__SET PROBLEM__
Write out each line word for word. Drop pictures.
──────────────────────────────
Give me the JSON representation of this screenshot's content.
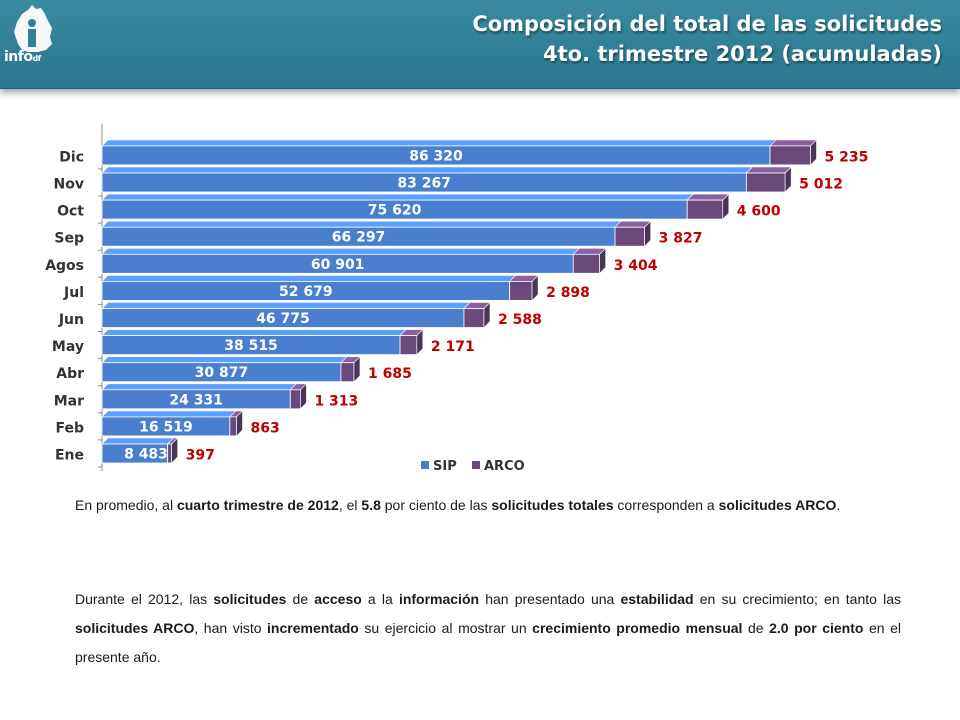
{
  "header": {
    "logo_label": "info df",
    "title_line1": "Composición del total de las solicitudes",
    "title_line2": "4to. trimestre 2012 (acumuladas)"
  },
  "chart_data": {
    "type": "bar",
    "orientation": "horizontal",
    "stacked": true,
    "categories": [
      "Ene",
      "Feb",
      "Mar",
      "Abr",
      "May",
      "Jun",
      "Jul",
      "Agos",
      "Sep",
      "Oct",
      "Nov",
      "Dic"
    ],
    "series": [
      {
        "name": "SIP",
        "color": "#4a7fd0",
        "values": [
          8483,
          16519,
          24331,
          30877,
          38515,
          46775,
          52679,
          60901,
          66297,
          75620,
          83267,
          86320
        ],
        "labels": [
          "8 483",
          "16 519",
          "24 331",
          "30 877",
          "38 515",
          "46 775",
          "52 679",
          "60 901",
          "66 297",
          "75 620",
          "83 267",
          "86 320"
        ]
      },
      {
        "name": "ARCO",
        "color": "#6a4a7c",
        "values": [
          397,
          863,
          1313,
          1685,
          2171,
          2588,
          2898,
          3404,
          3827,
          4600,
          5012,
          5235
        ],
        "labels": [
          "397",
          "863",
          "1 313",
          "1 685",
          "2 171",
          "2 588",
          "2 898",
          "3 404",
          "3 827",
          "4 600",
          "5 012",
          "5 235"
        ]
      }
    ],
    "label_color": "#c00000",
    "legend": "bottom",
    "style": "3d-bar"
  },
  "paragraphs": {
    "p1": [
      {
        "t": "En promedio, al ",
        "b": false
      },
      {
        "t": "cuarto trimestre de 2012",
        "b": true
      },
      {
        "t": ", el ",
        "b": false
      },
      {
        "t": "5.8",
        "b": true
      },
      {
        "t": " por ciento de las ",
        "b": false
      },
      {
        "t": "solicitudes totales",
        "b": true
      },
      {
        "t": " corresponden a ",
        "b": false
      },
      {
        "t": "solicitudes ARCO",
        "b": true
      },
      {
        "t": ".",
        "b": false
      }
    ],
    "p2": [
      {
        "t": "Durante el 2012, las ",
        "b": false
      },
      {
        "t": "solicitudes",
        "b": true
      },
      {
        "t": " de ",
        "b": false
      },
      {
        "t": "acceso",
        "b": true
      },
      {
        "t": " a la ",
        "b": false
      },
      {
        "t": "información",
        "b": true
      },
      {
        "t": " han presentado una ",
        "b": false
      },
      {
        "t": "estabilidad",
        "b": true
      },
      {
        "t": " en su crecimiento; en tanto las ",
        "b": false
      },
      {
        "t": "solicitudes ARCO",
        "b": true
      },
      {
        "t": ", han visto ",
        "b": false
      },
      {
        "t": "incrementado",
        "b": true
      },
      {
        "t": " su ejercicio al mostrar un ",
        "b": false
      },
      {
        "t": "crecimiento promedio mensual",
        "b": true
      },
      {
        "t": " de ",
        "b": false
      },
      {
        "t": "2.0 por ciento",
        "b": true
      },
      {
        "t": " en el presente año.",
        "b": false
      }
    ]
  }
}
──────────────────────────────
__COMPLETE ANSWER__
Give me the JSON representation of this screenshot's content.
{
  "header": {
    "logo_label": "info df",
    "title_line1": "Composición del total de las solicitudes",
    "title_line2": "4to. trimestre 2012 (acumuladas)"
  },
  "chart_data": {
    "type": "bar",
    "orientation": "horizontal",
    "stacked": true,
    "categories": [
      "Ene",
      "Feb",
      "Mar",
      "Abr",
      "May",
      "Jun",
      "Jul",
      "Agos",
      "Sep",
      "Oct",
      "Nov",
      "Dic"
    ],
    "series": [
      {
        "name": "SIP",
        "color": "#4a7fd0",
        "values": [
          8483,
          16519,
          24331,
          30877,
          38515,
          46775,
          52679,
          60901,
          66297,
          75620,
          83267,
          86320
        ],
        "labels": [
          "8 483",
          "16 519",
          "24 331",
          "30 877",
          "38 515",
          "46 775",
          "52 679",
          "60 901",
          "66 297",
          "75 620",
          "83 267",
          "86 320"
        ]
      },
      {
        "name": "ARCO",
        "color": "#6a4a7c",
        "values": [
          397,
          863,
          1313,
          1685,
          2171,
          2588,
          2898,
          3404,
          3827,
          4600,
          5012,
          5235
        ],
        "labels": [
          "397",
          "863",
          "1 313",
          "1 685",
          "2 171",
          "2 588",
          "2 898",
          "3 404",
          "3 827",
          "4 600",
          "5 012",
          "5 235"
        ]
      }
    ],
    "label_color": "#c00000",
    "legend": "bottom",
    "style": "3d-bar"
  },
  "paragraphs": {
    "p1": [
      {
        "t": "En promedio, al ",
        "b": false
      },
      {
        "t": "cuarto trimestre de 2012",
        "b": true
      },
      {
        "t": ", el ",
        "b": false
      },
      {
        "t": "5.8",
        "b": true
      },
      {
        "t": " por ciento de las ",
        "b": false
      },
      {
        "t": "solicitudes totales",
        "b": true
      },
      {
        "t": " corresponden a ",
        "b": false
      },
      {
        "t": "solicitudes ARCO",
        "b": true
      },
      {
        "t": ".",
        "b": false
      }
    ],
    "p2": [
      {
        "t": "Durante el 2012, las ",
        "b": false
      },
      {
        "t": "solicitudes",
        "b": true
      },
      {
        "t": " de ",
        "b": false
      },
      {
        "t": "acceso",
        "b": true
      },
      {
        "t": " a la ",
        "b": false
      },
      {
        "t": "información",
        "b": true
      },
      {
        "t": " han presentado una ",
        "b": false
      },
      {
        "t": "estabilidad",
        "b": true
      },
      {
        "t": " en su crecimiento; en tanto las ",
        "b": false
      },
      {
        "t": "solicitudes ARCO",
        "b": true
      },
      {
        "t": ", han visto ",
        "b": false
      },
      {
        "t": "incrementado",
        "b": true
      },
      {
        "t": " su ejercicio al mostrar un ",
        "b": false
      },
      {
        "t": "crecimiento promedio mensual",
        "b": true
      },
      {
        "t": " de ",
        "b": false
      },
      {
        "t": "2.0 por ciento",
        "b": true
      },
      {
        "t": " en el presente año.",
        "b": false
      }
    ]
  }
}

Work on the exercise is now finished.